START EXCERPTED PASSAGE
Even in the context of New York City’s active Wikimedia community, outreach projects are highly dependent on being connected to other projects. Art projects, for example, get more credibility for being connected to every other sort of outreach project because funding at art institutions is scarce and they need their wiki partners to show that a diverse community or individuals and organizations already are making commitments to develop Wikipedia content. In science and medicine, funding is less limited, but reputations are more fragile. In that case, their concern in looking at infrastructure is being a little more conservative than other outreach efforts, so they like seeing the amount of risk that art organizations will take so that they can make their judgement to scale back from that.
END EXCERPTED PASSAGE
START SUPPLIED MATERIAL
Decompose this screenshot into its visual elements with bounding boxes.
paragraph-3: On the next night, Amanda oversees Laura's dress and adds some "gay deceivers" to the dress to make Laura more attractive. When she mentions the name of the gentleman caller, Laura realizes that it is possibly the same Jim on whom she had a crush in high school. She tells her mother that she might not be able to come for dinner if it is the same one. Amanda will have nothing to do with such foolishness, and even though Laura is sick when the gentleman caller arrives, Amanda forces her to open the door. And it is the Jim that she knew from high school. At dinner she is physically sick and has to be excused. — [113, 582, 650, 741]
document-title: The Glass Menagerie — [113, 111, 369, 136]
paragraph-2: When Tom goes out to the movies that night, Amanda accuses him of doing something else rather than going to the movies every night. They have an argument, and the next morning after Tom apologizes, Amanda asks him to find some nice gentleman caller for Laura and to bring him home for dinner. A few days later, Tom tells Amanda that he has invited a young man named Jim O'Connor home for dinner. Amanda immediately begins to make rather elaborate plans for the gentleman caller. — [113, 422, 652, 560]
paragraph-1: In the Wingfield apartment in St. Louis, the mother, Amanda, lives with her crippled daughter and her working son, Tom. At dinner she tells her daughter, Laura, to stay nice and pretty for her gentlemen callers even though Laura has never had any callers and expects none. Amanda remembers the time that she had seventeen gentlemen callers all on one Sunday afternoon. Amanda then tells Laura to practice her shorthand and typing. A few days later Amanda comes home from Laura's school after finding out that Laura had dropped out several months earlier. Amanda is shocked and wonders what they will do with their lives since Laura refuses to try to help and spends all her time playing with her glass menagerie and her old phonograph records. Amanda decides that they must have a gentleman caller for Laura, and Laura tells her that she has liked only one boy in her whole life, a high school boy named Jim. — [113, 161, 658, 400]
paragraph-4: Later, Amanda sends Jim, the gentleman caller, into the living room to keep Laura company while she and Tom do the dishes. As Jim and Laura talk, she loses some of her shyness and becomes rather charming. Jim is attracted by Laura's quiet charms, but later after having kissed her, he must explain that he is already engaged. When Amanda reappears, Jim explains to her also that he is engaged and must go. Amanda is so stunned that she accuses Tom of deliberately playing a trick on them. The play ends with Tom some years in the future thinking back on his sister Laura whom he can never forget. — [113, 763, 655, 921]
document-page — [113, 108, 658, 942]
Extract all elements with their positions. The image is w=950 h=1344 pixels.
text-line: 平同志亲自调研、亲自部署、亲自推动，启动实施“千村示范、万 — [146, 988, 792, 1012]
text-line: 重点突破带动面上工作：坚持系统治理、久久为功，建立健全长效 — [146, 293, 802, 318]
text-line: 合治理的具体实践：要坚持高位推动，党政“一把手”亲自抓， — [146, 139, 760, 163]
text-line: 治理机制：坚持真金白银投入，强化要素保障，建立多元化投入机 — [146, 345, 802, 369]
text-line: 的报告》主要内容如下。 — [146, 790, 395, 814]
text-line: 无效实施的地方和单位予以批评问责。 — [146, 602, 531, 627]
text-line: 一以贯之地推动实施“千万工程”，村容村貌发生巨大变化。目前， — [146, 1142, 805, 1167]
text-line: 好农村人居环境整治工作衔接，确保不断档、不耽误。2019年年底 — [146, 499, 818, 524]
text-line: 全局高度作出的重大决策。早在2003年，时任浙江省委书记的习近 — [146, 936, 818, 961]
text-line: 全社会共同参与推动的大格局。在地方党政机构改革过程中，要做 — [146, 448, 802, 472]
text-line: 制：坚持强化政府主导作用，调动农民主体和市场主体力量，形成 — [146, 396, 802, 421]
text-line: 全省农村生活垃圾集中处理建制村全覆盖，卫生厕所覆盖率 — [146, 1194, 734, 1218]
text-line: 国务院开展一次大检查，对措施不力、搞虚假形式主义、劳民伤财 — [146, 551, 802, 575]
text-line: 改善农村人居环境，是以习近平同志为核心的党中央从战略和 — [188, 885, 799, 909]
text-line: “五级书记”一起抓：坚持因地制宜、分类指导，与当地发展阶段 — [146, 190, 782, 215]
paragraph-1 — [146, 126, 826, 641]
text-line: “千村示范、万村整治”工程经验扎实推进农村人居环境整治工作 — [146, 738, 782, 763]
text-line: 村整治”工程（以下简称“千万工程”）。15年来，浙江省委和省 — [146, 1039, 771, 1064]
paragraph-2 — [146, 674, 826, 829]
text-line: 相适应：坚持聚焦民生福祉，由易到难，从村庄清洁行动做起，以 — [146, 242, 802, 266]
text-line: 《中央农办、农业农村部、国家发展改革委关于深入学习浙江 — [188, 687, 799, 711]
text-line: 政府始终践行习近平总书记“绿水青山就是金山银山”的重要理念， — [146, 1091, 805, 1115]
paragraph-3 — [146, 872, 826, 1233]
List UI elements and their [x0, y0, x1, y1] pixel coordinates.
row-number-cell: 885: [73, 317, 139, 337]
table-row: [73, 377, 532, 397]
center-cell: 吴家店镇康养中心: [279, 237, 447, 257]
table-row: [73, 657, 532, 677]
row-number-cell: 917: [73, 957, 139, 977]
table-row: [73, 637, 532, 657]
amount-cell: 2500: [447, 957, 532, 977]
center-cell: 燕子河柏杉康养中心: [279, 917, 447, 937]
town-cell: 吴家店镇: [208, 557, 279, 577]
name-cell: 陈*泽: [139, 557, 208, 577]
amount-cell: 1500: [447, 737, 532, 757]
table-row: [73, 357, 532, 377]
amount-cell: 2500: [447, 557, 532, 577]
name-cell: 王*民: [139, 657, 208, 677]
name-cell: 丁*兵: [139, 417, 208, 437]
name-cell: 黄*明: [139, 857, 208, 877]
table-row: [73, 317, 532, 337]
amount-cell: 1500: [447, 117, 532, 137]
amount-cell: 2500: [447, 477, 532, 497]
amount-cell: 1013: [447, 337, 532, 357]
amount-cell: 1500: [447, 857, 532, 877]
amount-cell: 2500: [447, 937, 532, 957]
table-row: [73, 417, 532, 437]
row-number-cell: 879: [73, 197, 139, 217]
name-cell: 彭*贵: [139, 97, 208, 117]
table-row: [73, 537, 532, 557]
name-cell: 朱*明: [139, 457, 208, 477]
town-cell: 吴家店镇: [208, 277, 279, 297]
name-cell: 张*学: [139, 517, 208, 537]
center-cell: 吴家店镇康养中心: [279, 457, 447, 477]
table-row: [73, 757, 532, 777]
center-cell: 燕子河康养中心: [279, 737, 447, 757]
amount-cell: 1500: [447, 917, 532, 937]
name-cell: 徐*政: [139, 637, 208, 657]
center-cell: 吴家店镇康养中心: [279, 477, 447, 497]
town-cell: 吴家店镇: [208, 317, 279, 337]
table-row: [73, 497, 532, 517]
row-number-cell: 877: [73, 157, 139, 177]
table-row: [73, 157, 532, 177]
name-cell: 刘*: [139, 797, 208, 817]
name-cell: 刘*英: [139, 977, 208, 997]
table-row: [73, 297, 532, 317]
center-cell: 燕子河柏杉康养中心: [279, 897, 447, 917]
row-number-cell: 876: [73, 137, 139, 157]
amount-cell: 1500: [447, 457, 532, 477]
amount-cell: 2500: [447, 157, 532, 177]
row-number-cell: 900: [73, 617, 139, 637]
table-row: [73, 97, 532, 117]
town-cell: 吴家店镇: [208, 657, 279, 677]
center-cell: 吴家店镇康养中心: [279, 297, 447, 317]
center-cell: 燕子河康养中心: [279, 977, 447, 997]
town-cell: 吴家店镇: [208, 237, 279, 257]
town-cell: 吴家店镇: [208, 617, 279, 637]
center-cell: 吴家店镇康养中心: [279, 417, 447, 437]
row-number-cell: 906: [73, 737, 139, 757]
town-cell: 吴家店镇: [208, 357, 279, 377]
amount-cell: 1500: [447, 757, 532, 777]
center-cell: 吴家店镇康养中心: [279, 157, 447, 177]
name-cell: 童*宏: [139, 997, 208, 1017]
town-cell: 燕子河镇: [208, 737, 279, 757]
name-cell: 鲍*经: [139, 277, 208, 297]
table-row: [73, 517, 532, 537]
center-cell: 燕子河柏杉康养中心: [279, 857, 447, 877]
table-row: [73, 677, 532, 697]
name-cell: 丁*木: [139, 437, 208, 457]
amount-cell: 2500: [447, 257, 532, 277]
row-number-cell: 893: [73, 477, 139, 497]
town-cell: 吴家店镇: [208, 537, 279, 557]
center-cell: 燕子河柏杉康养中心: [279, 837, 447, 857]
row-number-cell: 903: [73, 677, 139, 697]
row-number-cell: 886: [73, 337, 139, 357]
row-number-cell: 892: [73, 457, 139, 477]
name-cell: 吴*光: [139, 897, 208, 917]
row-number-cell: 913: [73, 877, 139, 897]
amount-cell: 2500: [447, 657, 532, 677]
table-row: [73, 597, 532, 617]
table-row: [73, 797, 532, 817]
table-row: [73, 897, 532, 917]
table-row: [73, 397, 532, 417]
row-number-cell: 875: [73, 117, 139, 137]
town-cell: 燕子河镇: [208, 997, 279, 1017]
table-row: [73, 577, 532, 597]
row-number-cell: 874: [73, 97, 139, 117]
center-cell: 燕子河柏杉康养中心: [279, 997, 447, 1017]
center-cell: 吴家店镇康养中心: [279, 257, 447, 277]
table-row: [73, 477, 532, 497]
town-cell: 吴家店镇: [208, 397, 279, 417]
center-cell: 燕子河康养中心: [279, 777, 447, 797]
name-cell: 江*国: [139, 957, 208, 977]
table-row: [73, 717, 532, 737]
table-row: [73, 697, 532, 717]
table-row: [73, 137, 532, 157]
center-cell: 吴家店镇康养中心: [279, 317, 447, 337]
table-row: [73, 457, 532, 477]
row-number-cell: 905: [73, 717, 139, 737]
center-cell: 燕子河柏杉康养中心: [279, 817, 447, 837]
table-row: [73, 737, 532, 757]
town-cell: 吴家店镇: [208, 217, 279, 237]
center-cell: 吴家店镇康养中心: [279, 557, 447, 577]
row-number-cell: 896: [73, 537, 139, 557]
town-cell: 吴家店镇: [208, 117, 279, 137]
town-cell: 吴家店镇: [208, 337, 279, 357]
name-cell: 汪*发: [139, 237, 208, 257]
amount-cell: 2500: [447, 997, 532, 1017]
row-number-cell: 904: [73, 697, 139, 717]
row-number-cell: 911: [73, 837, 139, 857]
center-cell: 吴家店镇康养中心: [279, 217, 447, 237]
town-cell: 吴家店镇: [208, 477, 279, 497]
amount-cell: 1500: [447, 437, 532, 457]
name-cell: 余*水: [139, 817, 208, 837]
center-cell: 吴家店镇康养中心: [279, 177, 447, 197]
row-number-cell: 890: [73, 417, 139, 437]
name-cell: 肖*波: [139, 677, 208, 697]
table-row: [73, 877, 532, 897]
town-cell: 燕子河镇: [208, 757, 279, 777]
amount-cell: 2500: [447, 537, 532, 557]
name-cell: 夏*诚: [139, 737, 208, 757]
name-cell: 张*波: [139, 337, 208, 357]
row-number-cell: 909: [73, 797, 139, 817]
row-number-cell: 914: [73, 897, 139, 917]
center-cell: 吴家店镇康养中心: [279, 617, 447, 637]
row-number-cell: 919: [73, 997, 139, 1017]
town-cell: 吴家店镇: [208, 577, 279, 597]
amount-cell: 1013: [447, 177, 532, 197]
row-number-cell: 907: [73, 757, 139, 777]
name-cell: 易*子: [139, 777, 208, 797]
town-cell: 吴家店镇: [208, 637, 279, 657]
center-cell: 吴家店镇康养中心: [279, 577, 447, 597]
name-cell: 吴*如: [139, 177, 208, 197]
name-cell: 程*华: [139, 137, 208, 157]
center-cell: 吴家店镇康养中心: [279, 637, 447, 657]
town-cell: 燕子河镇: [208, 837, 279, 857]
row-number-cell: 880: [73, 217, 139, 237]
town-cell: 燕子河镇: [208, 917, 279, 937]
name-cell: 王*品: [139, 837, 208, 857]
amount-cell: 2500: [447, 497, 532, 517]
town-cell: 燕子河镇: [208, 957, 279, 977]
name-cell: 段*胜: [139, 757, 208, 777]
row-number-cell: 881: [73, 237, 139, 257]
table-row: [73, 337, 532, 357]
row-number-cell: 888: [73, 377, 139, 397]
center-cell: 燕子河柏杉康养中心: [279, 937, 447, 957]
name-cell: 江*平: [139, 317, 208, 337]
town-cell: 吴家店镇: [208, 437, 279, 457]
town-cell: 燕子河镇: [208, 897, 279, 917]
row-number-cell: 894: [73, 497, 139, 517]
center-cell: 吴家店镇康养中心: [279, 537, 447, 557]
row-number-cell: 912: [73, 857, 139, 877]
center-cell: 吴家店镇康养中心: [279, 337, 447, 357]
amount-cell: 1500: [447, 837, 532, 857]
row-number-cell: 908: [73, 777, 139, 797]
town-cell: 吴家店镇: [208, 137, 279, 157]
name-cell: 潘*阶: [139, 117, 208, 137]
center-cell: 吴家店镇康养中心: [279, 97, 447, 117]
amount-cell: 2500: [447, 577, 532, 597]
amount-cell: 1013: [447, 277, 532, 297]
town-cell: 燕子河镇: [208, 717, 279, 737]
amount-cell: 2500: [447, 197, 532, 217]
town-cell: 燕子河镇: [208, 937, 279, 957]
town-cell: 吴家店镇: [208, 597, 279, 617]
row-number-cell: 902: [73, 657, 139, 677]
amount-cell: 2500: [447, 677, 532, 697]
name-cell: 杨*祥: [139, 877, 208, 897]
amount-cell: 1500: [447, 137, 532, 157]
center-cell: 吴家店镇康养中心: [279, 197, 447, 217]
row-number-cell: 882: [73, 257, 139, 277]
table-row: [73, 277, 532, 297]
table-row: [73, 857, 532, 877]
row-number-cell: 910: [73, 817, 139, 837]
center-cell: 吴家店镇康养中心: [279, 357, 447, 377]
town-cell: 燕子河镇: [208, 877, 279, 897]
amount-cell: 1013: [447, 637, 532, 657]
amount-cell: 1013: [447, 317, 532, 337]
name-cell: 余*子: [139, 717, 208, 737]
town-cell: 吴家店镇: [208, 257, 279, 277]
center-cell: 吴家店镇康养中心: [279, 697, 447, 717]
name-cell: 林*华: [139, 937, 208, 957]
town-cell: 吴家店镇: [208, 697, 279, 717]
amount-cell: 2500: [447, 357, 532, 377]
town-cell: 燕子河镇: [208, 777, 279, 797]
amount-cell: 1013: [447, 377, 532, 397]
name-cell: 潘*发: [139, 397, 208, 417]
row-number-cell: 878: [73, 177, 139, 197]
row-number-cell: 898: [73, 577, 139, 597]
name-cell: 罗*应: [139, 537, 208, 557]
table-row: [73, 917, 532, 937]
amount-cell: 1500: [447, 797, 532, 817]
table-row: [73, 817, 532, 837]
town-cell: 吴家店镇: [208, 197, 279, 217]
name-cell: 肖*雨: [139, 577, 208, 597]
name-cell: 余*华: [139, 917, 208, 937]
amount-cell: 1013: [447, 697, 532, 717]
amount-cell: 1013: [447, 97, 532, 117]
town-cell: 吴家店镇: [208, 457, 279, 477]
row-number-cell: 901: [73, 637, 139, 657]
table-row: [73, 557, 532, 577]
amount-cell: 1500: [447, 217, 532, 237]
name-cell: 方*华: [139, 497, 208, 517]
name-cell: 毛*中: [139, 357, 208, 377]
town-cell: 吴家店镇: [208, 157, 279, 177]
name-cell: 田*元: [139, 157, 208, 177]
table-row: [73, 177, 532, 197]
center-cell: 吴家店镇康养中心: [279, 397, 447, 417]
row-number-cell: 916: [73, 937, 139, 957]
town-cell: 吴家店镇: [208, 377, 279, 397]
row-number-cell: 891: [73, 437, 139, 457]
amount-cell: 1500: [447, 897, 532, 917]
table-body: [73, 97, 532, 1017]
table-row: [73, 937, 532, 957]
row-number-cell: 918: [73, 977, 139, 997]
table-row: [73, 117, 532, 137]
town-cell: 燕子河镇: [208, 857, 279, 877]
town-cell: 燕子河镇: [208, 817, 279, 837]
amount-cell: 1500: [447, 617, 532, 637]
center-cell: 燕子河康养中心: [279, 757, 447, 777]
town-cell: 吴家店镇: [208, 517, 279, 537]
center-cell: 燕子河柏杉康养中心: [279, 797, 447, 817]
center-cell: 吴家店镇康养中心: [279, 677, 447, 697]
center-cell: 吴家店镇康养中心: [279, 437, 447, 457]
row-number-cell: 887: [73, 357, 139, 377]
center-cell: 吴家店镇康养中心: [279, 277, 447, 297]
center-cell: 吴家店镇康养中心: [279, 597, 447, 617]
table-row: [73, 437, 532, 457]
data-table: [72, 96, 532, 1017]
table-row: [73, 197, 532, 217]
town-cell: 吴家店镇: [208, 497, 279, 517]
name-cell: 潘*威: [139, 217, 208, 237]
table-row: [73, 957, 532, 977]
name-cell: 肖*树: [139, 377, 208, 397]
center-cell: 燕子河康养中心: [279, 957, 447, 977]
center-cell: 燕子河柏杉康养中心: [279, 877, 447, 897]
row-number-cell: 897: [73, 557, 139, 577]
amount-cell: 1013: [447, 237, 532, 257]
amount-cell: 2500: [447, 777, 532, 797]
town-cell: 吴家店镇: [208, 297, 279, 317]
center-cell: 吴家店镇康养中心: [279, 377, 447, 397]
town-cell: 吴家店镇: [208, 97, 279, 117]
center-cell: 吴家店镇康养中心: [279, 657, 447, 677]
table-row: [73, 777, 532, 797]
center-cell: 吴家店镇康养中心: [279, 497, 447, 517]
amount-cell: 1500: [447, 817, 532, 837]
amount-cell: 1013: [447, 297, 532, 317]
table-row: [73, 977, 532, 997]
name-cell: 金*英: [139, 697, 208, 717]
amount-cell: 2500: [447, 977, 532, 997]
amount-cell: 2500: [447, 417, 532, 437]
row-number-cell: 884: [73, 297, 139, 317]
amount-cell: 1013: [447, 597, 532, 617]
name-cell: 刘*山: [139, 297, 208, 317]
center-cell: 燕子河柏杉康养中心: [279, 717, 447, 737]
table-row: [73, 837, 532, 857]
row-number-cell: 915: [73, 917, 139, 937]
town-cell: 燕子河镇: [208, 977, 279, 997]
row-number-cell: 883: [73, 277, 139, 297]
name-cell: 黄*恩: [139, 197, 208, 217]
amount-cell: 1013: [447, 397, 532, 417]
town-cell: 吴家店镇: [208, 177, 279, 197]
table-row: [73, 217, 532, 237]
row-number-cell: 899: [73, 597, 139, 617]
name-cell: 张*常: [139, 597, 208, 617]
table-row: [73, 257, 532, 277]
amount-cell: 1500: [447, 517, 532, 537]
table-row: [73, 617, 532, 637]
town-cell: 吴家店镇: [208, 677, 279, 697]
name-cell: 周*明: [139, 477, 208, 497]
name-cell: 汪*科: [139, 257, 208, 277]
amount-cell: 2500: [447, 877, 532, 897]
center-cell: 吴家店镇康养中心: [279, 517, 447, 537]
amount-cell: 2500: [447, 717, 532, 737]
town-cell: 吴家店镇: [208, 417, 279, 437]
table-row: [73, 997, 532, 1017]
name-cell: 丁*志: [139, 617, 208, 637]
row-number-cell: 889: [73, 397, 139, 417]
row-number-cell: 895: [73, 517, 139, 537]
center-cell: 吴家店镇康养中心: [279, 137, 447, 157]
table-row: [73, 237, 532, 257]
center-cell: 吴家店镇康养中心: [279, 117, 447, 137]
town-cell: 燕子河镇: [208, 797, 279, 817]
END SUPPLIED MATERIAL
* **EXERCISES**
1: In the passage on Wikimedia outreach in New York City, what is described as more fragile in science and medicine?
2: Please carry on the passage about Wikimedia outreach in New York City, starting after its final sentence.
The entries were taken from a separate source.

* **ANSWER SET**
1: Reputations are more fragile in science and medicine.

2:
If I had to point to one thing that makes wiki outreach in New York successful, I would say it is diversity of stakeholders. In Wikimedia projects, science, art, minority interests, mainstream interests, research, publishing, professions, and every other field covered by Wikipedia converge. In no case is it possible to isolate any interest, and say that any one community established itself without support without the other interests.